_What is being asked_
Make an exact copy of the data below, leaving out every picture.

::: Records for the exercise :::

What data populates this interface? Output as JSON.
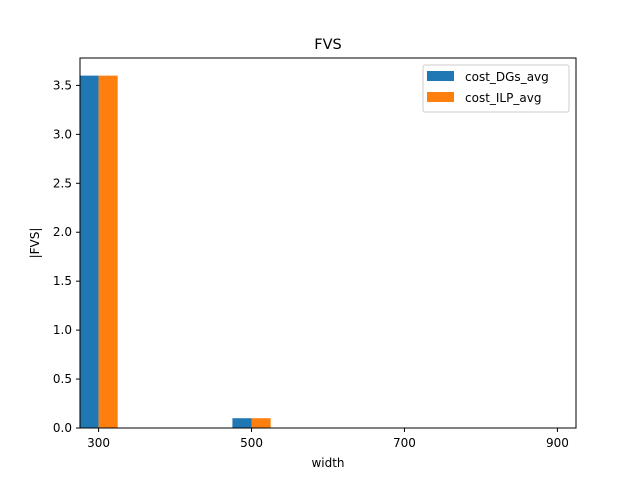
{
  "chart_data": {
    "type": "bar",
    "title": "FVS",
    "xlabel": "width",
    "ylabel": "|FVS|",
    "categories": [
      "300",
      "500",
      "700",
      "900"
    ],
    "series": [
      {
        "name": "cost_DGs_avg",
        "color": "#1f77b4",
        "values": [
          3.6,
          0.1,
          0,
          0
        ]
      },
      {
        "name": "cost_ILP_avg",
        "color": "#ff7f0e",
        "values": [
          3.6,
          0.1,
          0,
          0
        ]
      }
    ],
    "ylim": [
      0,
      3.78
    ],
    "yticks": [
      "0.0",
      "0.5",
      "1.0",
      "1.5",
      "2.0",
      "2.5",
      "3.0",
      "3.5"
    ],
    "grid": false,
    "legend_position": "top-right"
  }
}
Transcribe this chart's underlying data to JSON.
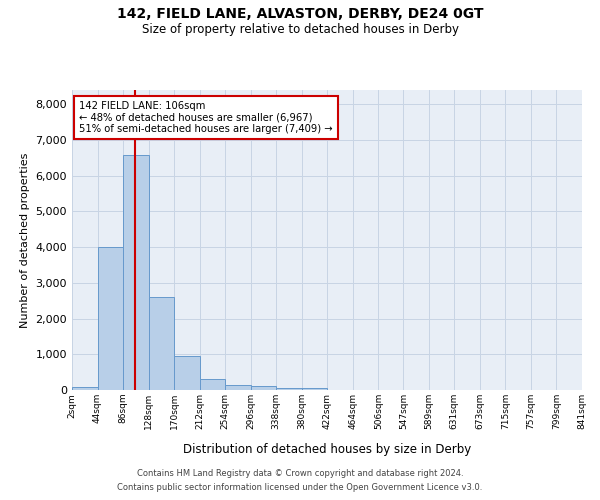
{
  "title1": "142, FIELD LANE, ALVASTON, DERBY, DE24 0GT",
  "title2": "Size of property relative to detached houses in Derby",
  "xlabel": "Distribution of detached houses by size in Derby",
  "ylabel": "Number of detached properties",
  "bar_edges": [
    2,
    44,
    86,
    128,
    170,
    212,
    254,
    296,
    338,
    380,
    422,
    464,
    506,
    547,
    589,
    631,
    673,
    715,
    757,
    799,
    841
  ],
  "bar_heights": [
    80,
    4000,
    6570,
    2600,
    960,
    310,
    140,
    100,
    60,
    60,
    0,
    0,
    0,
    0,
    0,
    0,
    0,
    0,
    0,
    0
  ],
  "bar_color": "#b8cfe8",
  "bar_edgecolor": "#6699cc",
  "grid_color": "#c8d4e4",
  "background_color": "#e8eef6",
  "vline_x": 106,
  "vline_color": "#cc0000",
  "annotation_box_color": "#cc0000",
  "annotation_line1": "142 FIELD LANE: 106sqm",
  "annotation_line2": "← 48% of detached houses are smaller (6,967)",
  "annotation_line3": "51% of semi-detached houses are larger (7,409) →",
  "ylim": [
    0,
    8400
  ],
  "yticks": [
    0,
    1000,
    2000,
    3000,
    4000,
    5000,
    6000,
    7000,
    8000
  ],
  "tick_labels": [
    "2sqm",
    "44sqm",
    "86sqm",
    "128sqm",
    "170sqm",
    "212sqm",
    "254sqm",
    "296sqm",
    "338sqm",
    "380sqm",
    "422sqm",
    "464sqm",
    "506sqm",
    "547sqm",
    "589sqm",
    "631sqm",
    "673sqm",
    "715sqm",
    "757sqm",
    "799sqm",
    "841sqm"
  ],
  "footnote1": "Contains HM Land Registry data © Crown copyright and database right 2024.",
  "footnote2": "Contains public sector information licensed under the Open Government Licence v3.0."
}
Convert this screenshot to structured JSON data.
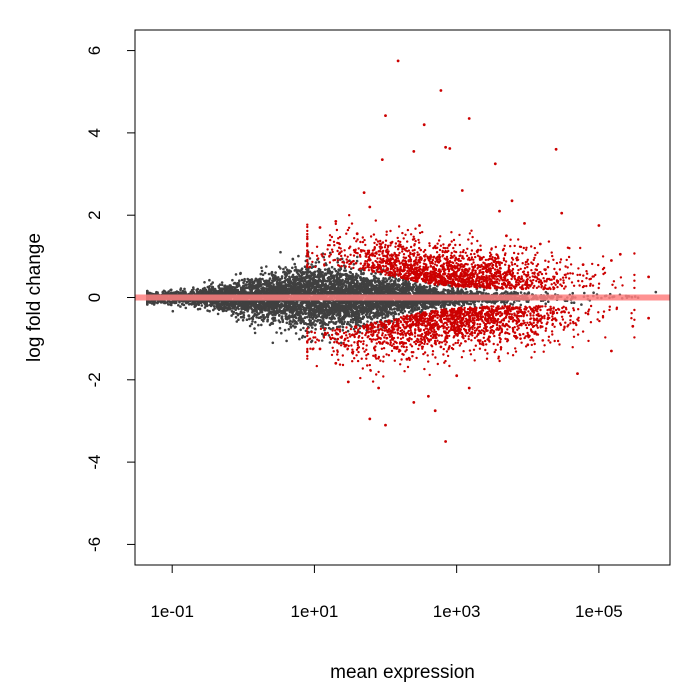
{
  "chart_data": {
    "type": "scatter",
    "title": "",
    "xlabel": "mean expression",
    "ylabel": "log fold change",
    "x_scale": "log10",
    "xlim": [
      0.03,
      1000000
    ],
    "ylim": [
      -6.5,
      6.5
    ],
    "x_ticks": [
      0.1,
      10,
      1000,
      100000
    ],
    "x_tick_labels": [
      "1e-01",
      "1e+01",
      "1e+03",
      "1e+05"
    ],
    "y_ticks": [
      -6,
      -4,
      -2,
      0,
      2,
      4,
      6
    ],
    "y_tick_labels": [
      "-6",
      "-4",
      "-2",
      "0",
      "2",
      "4",
      "6"
    ],
    "grid": false,
    "reference_line": {
      "y": 0
    },
    "colors": {
      "not_significant": "#404040",
      "significant": "#cc0000",
      "reference_line": "#ff7f7f"
    },
    "series": [
      {
        "points": [
          [
            150,
            5.75
          ],
          [
            100,
            4.42
          ],
          [
            600,
            5.03
          ],
          [
            1500,
            4.35
          ],
          [
            350,
            4.2
          ],
          [
            250,
            3.55
          ],
          [
            700,
            3.65
          ],
          [
            800,
            3.62
          ],
          [
            3500,
            3.25
          ],
          [
            25000,
            3.6
          ],
          [
            90,
            3.35
          ],
          [
            50,
            2.55
          ],
          [
            30000,
            2.05
          ],
          [
            100000,
            1.75
          ],
          [
            200000,
            1.05
          ],
          [
            500000,
            0.5
          ],
          [
            20,
            1.85
          ],
          [
            12,
            1.7
          ],
          [
            1200,
            2.6
          ],
          [
            6000,
            2.35
          ],
          [
            60,
            2.2
          ],
          [
            4000,
            2.1
          ],
          [
            9000,
            1.8
          ],
          [
            300,
            1.75
          ],
          [
            40,
            1.55
          ],
          [
            5000,
            1.5
          ],
          [
            15000,
            1.3
          ],
          [
            150000,
            0.9
          ],
          [
            60000,
            0.8
          ],
          [
            3000,
            0.7
          ],
          [
            800,
            0.55
          ],
          [
            120,
            0.75
          ],
          [
            2000,
            1.15
          ],
          [
            700,
            -3.5
          ],
          [
            100,
            -3.1
          ],
          [
            60,
            -2.95
          ],
          [
            500,
            -2.75
          ],
          [
            250,
            -2.55
          ],
          [
            30,
            -2.05
          ],
          [
            400,
            -2.4
          ],
          [
            1500,
            -2.2
          ],
          [
            50000,
            -1.85
          ],
          [
            150000,
            -1.3
          ],
          [
            20,
            -1.6
          ],
          [
            1000,
            -1.9
          ],
          [
            300000,
            -0.7
          ],
          [
            10000,
            -1.15
          ],
          [
            3000,
            -0.85
          ],
          [
            200,
            -1.5
          ],
          [
            12,
            -1.25
          ],
          [
            5000,
            -0.65
          ],
          [
            600,
            -1.2
          ],
          [
            80,
            -2.2
          ],
          [
            40000,
            -0.45
          ],
          [
            25000,
            -0.55
          ],
          [
            2000,
            -0.9
          ],
          [
            500000,
            -0.5
          ]
        ]
      }
    ]
  }
}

:::

_Exercise answer_
What data populates this interface? Output as JSON.
{
  "chart_data": {
    "type": "bar",
    "title": "FVS",
    "xlabel": "width",
    "ylabel": "|FVS|",
    "categories": [
      "300",
      "500",
      "700",
      "900"
    ],
    "series": [
      {
        "name": "cost_DGs_avg",
        "color": "#1f77b4",
        "values": [
          3.6,
          0.1,
          0,
          0
        ]
      },
      {
        "name": "cost_ILP_avg",
        "color": "#ff7f0e",
        "values": [
          3.6,
          0.1,
          0,
          0
        ]
      }
    ],
    "ylim": [
      0,
      3.78
    ],
    "yticks": [
      "0.0",
      "0.5",
      "1.0",
      "1.5",
      "2.0",
      "2.5",
      "3.0",
      "3.5"
    ],
    "grid": false,
    "legend_position": "top-right"
  }
}
Transcribe this chart's underlying data to JSON.
{
  "title1": "142, FIELD LANE, ALVASTON, DERBY, DE24 0GT",
  "title2": "Size of property relative to detached houses in Derby",
  "xlabel": "Distribution of detached houses by size in Derby",
  "ylabel": "Number of detached properties",
  "bar_edges": [
    2,
    44,
    86,
    128,
    170,
    212,
    254,
    296,
    338,
    380,
    422,
    464,
    506,
    547,
    589,
    631,
    673,
    715,
    757,
    799,
    841
  ],
  "bar_heights": [
    80,
    4000,
    6570,
    2600,
    960,
    310,
    140,
    100,
    60,
    60,
    0,
    0,
    0,
    0,
    0,
    0,
    0,
    0,
    0,
    0
  ],
  "bar_color": "#b8cfe8",
  "bar_edgecolor": "#6699cc",
  "grid_color": "#c8d4e4",
  "background_color": "#e8eef6",
  "vline_x": 106,
  "vline_color": "#cc0000",
  "annotation_box_color": "#cc0000",
  "annotation_line1": "142 FIELD LANE: 106sqm",
  "annotation_line2": "← 48% of detached houses are smaller (6,967)",
  "annotation_line3": "51% of semi-detached houses are larger (7,409) →",
  "ylim": [
    0,
    8400
  ],
  "yticks": [
    0,
    1000,
    2000,
    3000,
    4000,
    5000,
    6000,
    7000,
    8000
  ],
  "tick_labels": [
    "2sqm",
    "44sqm",
    "86sqm",
    "128sqm",
    "170sqm",
    "212sqm",
    "254sqm",
    "296sqm",
    "338sqm",
    "380sqm",
    "422sqm",
    "464sqm",
    "506sqm",
    "547sqm",
    "589sqm",
    "631sqm",
    "673sqm",
    "715sqm",
    "757sqm",
    "799sqm",
    "841sqm"
  ],
  "footnote1": "Contains HM Land Registry data © Crown copyright and database right 2024.",
  "footnote2": "Contains public sector information licensed under the Open Government Licence v3.0."
}
Convert this screenshot to structured JSON data.
{
  "chart_data": {
    "type": "scatter",
    "title": "",
    "xlabel": "mean expression",
    "ylabel": "log fold change",
    "x_scale": "log10",
    "xlim": [
      0.03,
      1000000
    ],
    "ylim": [
      -6.5,
      6.5
    ],
    "x_ticks": [
      0.1,
      10,
      1000,
      100000
    ],
    "x_tick_labels": [
      "1e-01",
      "1e+01",
      "1e+03",
      "1e+05"
    ],
    "y_ticks": [
      -6,
      -4,
      -2,
      0,
      2,
      4,
      6
    ],
    "y_tick_labels": [
      "-6",
      "-4",
      "-2",
      "0",
      "2",
      "4",
      "6"
    ],
    "grid": false,
    "reference_line": {
      "y": 0
    },
    "colors": {
      "not_significant": "#404040",
      "significant": "#cc0000",
      "reference_line": "#ff7f7f"
    },
    "series": [
      {
        "points": [
          [
            150,
            5.75
          ],
          [
            100,
            4.42
          ],
          [
            600,
            5.03
          ],
          [
            1500,
            4.35
          ],
          [
            350,
            4.2
          ],
          [
            250,
            3.55
          ],
          [
            700,
            3.65
          ],
          [
            800,
            3.62
          ],
          [
            3500,
            3.25
          ],
          [
            25000,
            3.6
          ],
          [
            90,
            3.35
          ],
          [
            50,
            2.55
          ],
          [
            30000,
            2.05
          ],
          [
            100000,
            1.75
          ],
          [
            200000,
            1.05
          ],
          [
            500000,
            0.5
          ],
          [
            20,
            1.85
          ],
          [
            12,
            1.7
          ],
          [
            1200,
            2.6
          ],
          [
            6000,
            2.35
          ],
          [
            60,
            2.2
          ],
          [
            4000,
            2.1
          ],
          [
            9000,
            1.8
          ],
          [
            300,
            1.75
          ],
          [
            40,
            1.55
          ],
          [
            5000,
            1.5
          ],
          [
            15000,
            1.3
          ],
          [
            150000,
            0.9
          ],
          [
            60000,
            0.8
          ],
          [
            3000,
            0.7
          ],
          [
            800,
            0.55
          ],
          [
            120,
            0.75
          ],
          [
            2000,
            1.15
          ],
          [
            700,
            -3.5
          ],
          [
            100,
            -3.1
          ],
          [
            60,
            -2.95
          ],
          [
            500,
            -2.75
          ],
          [
            250,
            -2.55
          ],
          [
            30,
            -2.05
          ],
          [
            400,
            -2.4
          ],
          [
            1500,
            -2.2
          ],
          [
            50000,
            -1.85
          ],
          [
            150000,
            -1.3
          ],
          [
            20,
            -1.6
          ],
          [
            1000,
            -1.9
          ],
          [
            300000,
            -0.7
          ],
          [
            10000,
            -1.15
          ],
          [
            3000,
            -0.85
          ],
          [
            200,
            -1.5
          ],
          [
            12,
            -1.25
          ],
          [
            5000,
            -0.65
          ],
          [
            600,
            -1.2
          ],
          [
            80,
            -2.2
          ],
          [
            40000,
            -0.45
          ],
          [
            25000,
            -0.55
          ],
          [
            2000,
            -0.9
          ],
          [
            500000,
            -0.5
          ]
        ]
      }
    ]
  }
}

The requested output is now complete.